Begin

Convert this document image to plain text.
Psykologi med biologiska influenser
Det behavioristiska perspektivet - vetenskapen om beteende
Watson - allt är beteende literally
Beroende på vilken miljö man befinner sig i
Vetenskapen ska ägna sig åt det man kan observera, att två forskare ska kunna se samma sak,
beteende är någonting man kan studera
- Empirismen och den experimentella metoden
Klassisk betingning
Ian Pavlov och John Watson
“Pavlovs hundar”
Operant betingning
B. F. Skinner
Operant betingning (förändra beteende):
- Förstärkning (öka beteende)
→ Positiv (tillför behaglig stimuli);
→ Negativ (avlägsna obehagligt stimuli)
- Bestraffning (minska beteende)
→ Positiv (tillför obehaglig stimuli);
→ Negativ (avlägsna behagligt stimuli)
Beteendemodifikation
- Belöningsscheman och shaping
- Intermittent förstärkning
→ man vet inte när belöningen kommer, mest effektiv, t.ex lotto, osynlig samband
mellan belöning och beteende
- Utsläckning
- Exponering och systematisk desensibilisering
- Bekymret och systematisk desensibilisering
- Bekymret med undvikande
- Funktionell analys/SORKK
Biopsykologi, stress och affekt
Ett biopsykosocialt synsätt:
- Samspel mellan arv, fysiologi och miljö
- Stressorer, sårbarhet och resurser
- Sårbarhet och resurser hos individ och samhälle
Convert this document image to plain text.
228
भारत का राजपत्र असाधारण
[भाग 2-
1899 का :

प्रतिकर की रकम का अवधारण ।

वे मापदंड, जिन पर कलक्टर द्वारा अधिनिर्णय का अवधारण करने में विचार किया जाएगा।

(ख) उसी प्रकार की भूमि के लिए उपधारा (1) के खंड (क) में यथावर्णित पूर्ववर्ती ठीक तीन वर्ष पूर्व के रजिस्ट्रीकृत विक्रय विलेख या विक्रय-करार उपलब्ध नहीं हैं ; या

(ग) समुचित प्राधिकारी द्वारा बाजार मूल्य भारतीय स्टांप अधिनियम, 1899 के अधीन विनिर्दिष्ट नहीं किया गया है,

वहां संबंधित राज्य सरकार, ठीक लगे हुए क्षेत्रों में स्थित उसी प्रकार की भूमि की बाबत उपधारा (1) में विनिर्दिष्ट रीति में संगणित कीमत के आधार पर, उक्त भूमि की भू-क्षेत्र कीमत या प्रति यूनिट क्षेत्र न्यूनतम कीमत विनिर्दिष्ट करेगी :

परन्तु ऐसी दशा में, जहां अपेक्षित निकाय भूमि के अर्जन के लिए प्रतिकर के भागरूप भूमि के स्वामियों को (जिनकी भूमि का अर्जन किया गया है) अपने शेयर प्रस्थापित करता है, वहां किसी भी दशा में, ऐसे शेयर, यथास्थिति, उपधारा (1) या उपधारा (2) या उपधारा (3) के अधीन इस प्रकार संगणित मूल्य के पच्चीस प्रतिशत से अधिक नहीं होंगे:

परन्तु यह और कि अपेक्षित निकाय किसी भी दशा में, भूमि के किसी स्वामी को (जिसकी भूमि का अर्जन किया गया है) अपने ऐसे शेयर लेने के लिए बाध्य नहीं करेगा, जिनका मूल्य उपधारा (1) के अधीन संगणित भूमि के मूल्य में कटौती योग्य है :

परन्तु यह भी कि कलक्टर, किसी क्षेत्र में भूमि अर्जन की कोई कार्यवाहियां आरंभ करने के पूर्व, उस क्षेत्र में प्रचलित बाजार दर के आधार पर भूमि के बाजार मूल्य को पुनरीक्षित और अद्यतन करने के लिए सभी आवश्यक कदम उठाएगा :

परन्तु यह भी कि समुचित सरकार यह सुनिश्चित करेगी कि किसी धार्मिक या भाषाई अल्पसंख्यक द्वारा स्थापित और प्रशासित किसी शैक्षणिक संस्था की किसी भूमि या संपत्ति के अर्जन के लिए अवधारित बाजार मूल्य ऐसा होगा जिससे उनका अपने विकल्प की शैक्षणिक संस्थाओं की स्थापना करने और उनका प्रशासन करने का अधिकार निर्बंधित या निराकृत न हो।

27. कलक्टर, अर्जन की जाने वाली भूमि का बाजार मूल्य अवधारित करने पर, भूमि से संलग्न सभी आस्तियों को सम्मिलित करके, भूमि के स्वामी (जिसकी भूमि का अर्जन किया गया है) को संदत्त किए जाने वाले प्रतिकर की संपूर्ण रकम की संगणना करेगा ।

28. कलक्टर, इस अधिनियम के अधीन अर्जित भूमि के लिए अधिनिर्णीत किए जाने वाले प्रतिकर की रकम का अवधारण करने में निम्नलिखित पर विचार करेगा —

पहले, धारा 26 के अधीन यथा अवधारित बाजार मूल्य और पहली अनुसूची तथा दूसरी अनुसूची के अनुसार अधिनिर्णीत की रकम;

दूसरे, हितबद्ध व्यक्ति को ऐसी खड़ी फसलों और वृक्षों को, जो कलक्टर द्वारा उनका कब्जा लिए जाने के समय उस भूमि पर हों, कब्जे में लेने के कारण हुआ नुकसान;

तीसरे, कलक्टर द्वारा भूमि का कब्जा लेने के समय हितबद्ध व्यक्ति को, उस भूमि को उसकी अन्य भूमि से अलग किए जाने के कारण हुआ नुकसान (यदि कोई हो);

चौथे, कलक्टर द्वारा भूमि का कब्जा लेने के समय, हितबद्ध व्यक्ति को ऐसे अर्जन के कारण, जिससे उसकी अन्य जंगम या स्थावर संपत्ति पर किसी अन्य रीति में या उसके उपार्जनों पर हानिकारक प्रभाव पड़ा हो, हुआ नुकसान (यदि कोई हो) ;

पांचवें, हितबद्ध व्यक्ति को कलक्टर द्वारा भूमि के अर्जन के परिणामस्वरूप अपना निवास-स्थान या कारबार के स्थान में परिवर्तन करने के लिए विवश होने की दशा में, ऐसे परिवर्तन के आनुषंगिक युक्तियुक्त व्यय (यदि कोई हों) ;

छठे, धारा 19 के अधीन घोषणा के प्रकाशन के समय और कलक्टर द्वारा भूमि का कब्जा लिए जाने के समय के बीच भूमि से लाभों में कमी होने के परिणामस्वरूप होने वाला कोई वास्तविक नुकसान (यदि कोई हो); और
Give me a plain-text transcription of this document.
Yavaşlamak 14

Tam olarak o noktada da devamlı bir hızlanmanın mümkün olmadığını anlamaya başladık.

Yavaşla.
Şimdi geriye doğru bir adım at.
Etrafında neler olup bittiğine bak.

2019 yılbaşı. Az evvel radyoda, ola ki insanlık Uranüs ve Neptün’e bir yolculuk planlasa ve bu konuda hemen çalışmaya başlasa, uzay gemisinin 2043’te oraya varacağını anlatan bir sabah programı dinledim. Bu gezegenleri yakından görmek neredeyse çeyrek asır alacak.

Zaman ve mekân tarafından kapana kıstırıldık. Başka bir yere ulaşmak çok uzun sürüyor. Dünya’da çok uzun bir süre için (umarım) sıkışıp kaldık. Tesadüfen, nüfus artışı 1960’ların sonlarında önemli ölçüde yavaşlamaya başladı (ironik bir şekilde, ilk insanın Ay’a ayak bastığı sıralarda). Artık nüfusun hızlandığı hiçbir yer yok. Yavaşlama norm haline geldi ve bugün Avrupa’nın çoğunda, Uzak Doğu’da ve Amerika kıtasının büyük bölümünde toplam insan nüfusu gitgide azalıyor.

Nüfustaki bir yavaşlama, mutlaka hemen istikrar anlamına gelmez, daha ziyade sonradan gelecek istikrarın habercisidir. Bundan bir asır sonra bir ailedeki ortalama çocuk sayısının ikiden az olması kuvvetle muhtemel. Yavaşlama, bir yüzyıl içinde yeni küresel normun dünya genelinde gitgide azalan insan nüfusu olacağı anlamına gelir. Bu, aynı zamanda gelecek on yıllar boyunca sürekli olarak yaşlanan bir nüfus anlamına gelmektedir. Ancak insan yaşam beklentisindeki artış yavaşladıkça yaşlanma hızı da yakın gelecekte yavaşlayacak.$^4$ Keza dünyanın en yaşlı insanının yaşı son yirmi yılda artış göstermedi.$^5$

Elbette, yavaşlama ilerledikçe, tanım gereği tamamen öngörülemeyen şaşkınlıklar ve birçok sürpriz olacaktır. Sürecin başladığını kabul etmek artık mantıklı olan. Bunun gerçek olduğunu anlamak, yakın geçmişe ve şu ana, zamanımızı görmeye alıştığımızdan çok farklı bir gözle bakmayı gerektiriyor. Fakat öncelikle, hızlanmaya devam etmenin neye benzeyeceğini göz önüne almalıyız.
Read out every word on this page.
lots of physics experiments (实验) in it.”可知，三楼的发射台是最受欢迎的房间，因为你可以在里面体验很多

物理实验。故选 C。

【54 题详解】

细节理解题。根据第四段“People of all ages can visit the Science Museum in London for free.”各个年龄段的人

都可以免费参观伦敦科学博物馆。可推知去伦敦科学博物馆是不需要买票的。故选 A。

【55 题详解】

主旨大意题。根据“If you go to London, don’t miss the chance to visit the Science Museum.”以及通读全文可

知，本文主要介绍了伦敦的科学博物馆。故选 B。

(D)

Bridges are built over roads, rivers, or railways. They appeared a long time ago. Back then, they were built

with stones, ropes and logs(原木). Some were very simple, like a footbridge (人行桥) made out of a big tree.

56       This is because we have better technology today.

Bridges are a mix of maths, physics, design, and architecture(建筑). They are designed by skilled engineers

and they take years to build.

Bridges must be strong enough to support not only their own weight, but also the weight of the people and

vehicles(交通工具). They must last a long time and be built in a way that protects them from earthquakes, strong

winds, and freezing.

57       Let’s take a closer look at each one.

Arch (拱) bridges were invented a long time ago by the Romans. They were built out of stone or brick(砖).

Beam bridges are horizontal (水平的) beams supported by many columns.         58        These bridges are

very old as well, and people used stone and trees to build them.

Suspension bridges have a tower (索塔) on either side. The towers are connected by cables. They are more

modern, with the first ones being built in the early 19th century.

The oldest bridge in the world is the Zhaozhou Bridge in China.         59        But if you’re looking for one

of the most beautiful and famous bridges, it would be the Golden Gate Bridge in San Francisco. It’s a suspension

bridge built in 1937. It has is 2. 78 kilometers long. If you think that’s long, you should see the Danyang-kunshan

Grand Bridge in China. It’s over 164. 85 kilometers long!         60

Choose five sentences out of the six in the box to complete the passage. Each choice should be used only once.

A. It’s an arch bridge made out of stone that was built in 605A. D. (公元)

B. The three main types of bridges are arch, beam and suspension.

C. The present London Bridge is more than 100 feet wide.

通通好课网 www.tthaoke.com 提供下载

End

Requirement:
Collect every line from the records above that contains the word "Positiv".

Solved exercise:
→ Positiv (tillför behaglig stimuli);
→ Positiv (tillför obehaglig stimuli);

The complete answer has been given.